Data items
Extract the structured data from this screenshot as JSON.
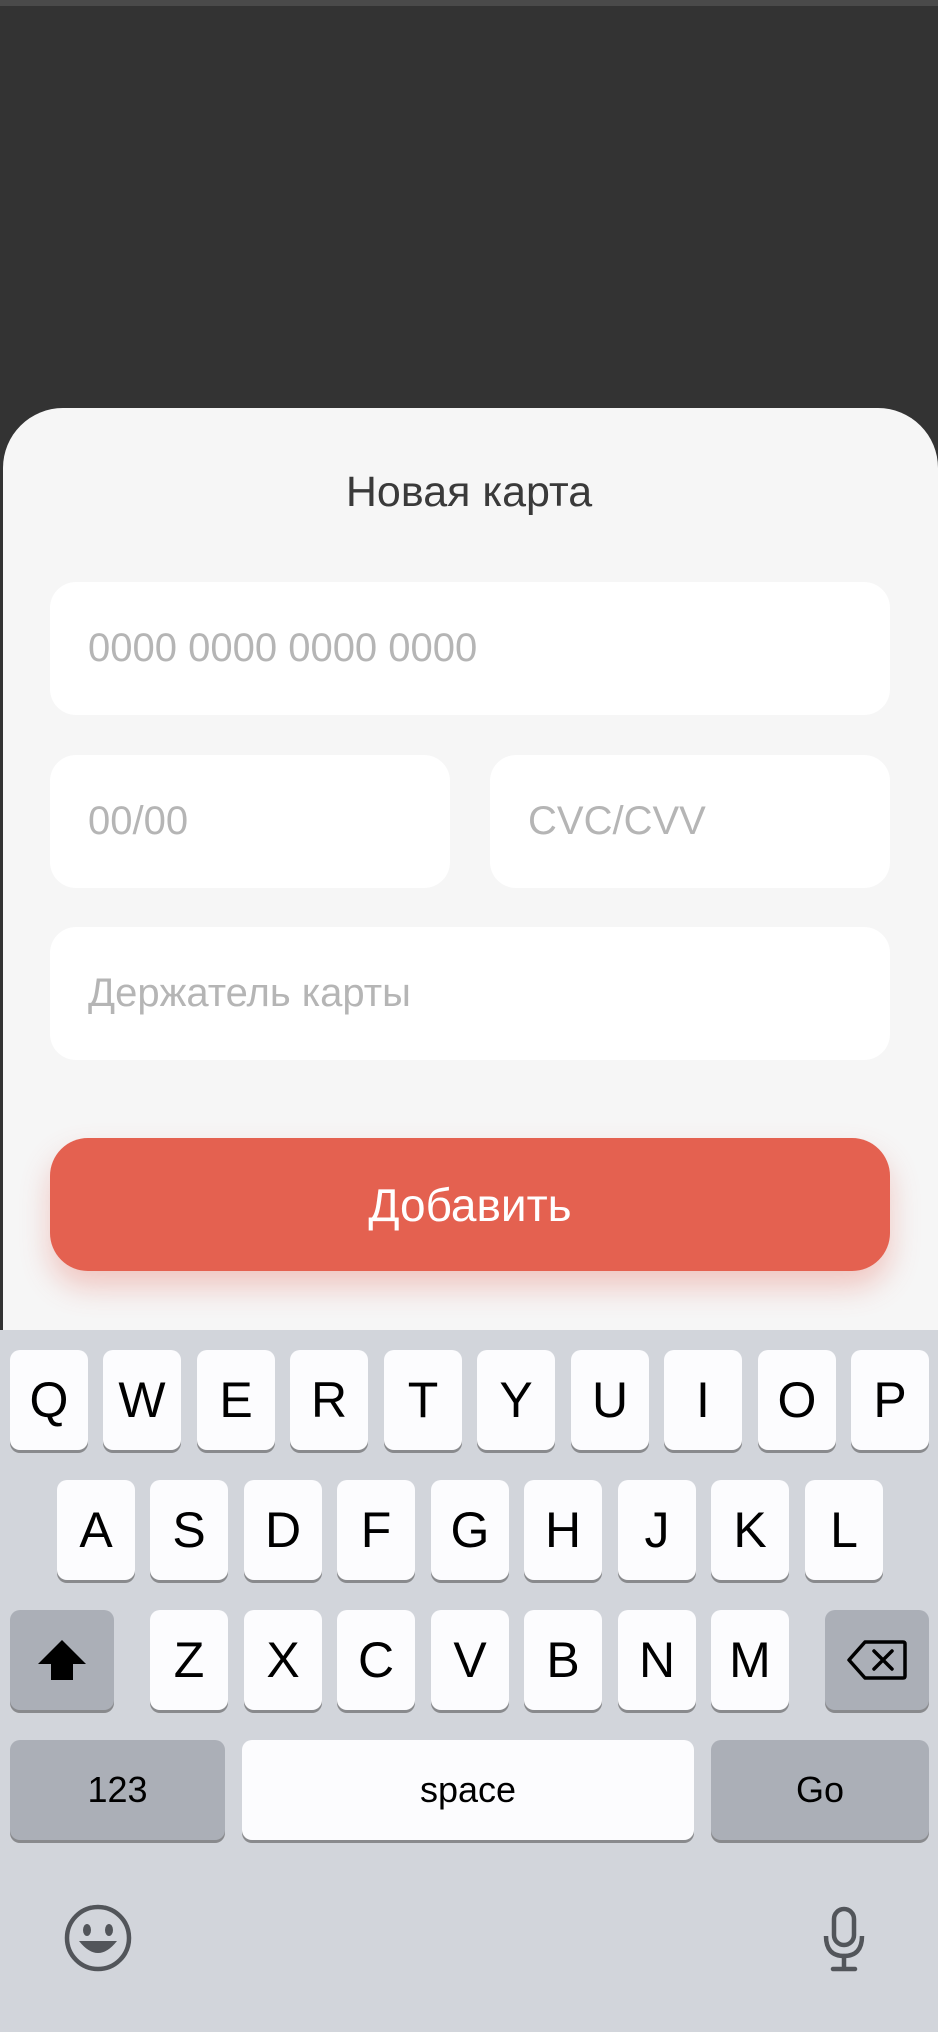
{
  "sheet": {
    "title": "Новая карта",
    "card_number_placeholder": "0000 0000 0000 0000",
    "expiry_placeholder": "00/00",
    "cvc_placeholder": "CVC/CVV",
    "holder_placeholder": "Держатель карты",
    "add_button_label": "Добавить",
    "accent_color": "#e46150"
  },
  "keyboard": {
    "row1": [
      "Q",
      "W",
      "E",
      "R",
      "T",
      "Y",
      "U",
      "I",
      "O",
      "P"
    ],
    "row2": [
      "A",
      "S",
      "D",
      "F",
      "G",
      "H",
      "J",
      "K",
      "L"
    ],
    "row3": [
      "Z",
      "X",
      "C",
      "V",
      "B",
      "N",
      "M"
    ],
    "numbers_label": "123",
    "space_label": "space",
    "go_label": "Go",
    "icons": [
      "shift-icon",
      "backspace-icon",
      "emoji-icon",
      "microphone-icon"
    ]
  }
}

> **EXERCISE AIM**
Restate the whole of the material word for word without the pictures.

> **RESULT OF THE TASK**
Extract the structured data from this screenshot as JSON.
{
  "sheet": {
    "title": "Новая карта",
    "card_number_placeholder": "0000 0000 0000 0000",
    "expiry_placeholder": "00/00",
    "cvc_placeholder": "CVC/CVV",
    "holder_placeholder": "Держатель карты",
    "add_button_label": "Добавить",
    "accent_color": "#e46150"
  },
  "keyboard": {
    "row1": [
      "Q",
      "W",
      "E",
      "R",
      "T",
      "Y",
      "U",
      "I",
      "O",
      "P"
    ],
    "row2": [
      "A",
      "S",
      "D",
      "F",
      "G",
      "H",
      "J",
      "K",
      "L"
    ],
    "row3": [
      "Z",
      "X",
      "C",
      "V",
      "B",
      "N",
      "M"
    ],
    "numbers_label": "123",
    "space_label": "space",
    "go_label": "Go",
    "icons": [
      "shift-icon",
      "backspace-icon",
      "emoji-icon",
      "microphone-icon"
    ]
  }
}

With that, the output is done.